[Data records]
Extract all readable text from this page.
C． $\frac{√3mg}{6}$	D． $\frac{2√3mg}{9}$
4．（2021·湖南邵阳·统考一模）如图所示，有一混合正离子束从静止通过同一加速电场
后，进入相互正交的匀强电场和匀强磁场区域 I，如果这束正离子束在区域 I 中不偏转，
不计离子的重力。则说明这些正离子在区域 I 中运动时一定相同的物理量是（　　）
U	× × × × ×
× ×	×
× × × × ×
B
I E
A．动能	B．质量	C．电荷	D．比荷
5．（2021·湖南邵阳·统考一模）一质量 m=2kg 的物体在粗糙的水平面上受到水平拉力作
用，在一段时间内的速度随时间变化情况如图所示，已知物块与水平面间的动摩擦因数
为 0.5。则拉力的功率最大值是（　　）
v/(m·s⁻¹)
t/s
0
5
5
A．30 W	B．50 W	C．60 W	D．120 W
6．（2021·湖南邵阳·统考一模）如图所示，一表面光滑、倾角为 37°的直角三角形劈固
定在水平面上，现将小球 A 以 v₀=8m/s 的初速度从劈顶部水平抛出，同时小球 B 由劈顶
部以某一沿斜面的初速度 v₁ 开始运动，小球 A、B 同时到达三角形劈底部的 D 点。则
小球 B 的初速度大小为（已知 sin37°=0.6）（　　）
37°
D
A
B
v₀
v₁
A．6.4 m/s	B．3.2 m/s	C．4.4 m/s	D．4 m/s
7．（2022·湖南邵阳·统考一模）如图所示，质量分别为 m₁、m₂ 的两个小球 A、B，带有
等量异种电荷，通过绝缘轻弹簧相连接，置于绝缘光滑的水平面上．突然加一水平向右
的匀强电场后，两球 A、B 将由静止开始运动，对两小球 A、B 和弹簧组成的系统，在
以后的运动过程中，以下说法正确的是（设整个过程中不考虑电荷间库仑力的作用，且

◆ Task to complete
The records above should be returned exactly.

◆ Written answer
Extract all readable text from this page.
C． $\frac{√3mg}{6}$	D． $\frac{2√3mg}{9}$
4．（2021·湖南邵阳·统考一模）如图所示，有一混合正离子束从静止通过同一加速电场
后，进入相互正交的匀强电场和匀强磁场区域 I，如果这束正离子束在区域 I 中不偏转，
不计离子的重力。则说明这些正离子在区域 I 中运动时一定相同的物理量是（　　）
U	× × × × ×
× ×	×
× × × × ×
B
I E
A．动能	B．质量	C．电荷	D．比荷
5．（2021·湖南邵阳·统考一模）一质量 m=2kg 的物体在粗糙的水平面上受到水平拉力作
用，在一段时间内的速度随时间变化情况如图所示，已知物块与水平面间的动摩擦因数
为 0.5。则拉力的功率最大值是（　　）
v/(m·s⁻¹)
t/s
0
5
5
A．30 W	B．50 W	C．60 W	D．120 W
6．（2021·湖南邵阳·统考一模）如图所示，一表面光滑、倾角为 37°的直角三角形劈固
定在水平面上，现将小球 A 以 v₀=8m/s 的初速度从劈顶部水平抛出，同时小球 B 由劈顶
部以某一沿斜面的初速度 v₁ 开始运动，小球 A、B 同时到达三角形劈底部的 D 点。则
小球 B 的初速度大小为（已知 sin37°=0.6）（　　）
37°
D
A
B
v₀
v₁
A．6.4 m/s	B．3.2 m/s	C．4.4 m/s	D．4 m/s
7．（2022·湖南邵阳·统考一模）如图所示，质量分别为 m₁、m₂ 的两个小球 A、B，带有
等量异种电荷，通过绝缘轻弹簧相连接，置于绝缘光滑的水平面上．突然加一水平向右
的匀强电场后，两球 A、B 将由静止开始运动，对两小球 A、B 和弹簧组成的系统，在
以后的运动过程中，以下说法正确的是（设整个过程中不考虑电荷间库仑力的作用，且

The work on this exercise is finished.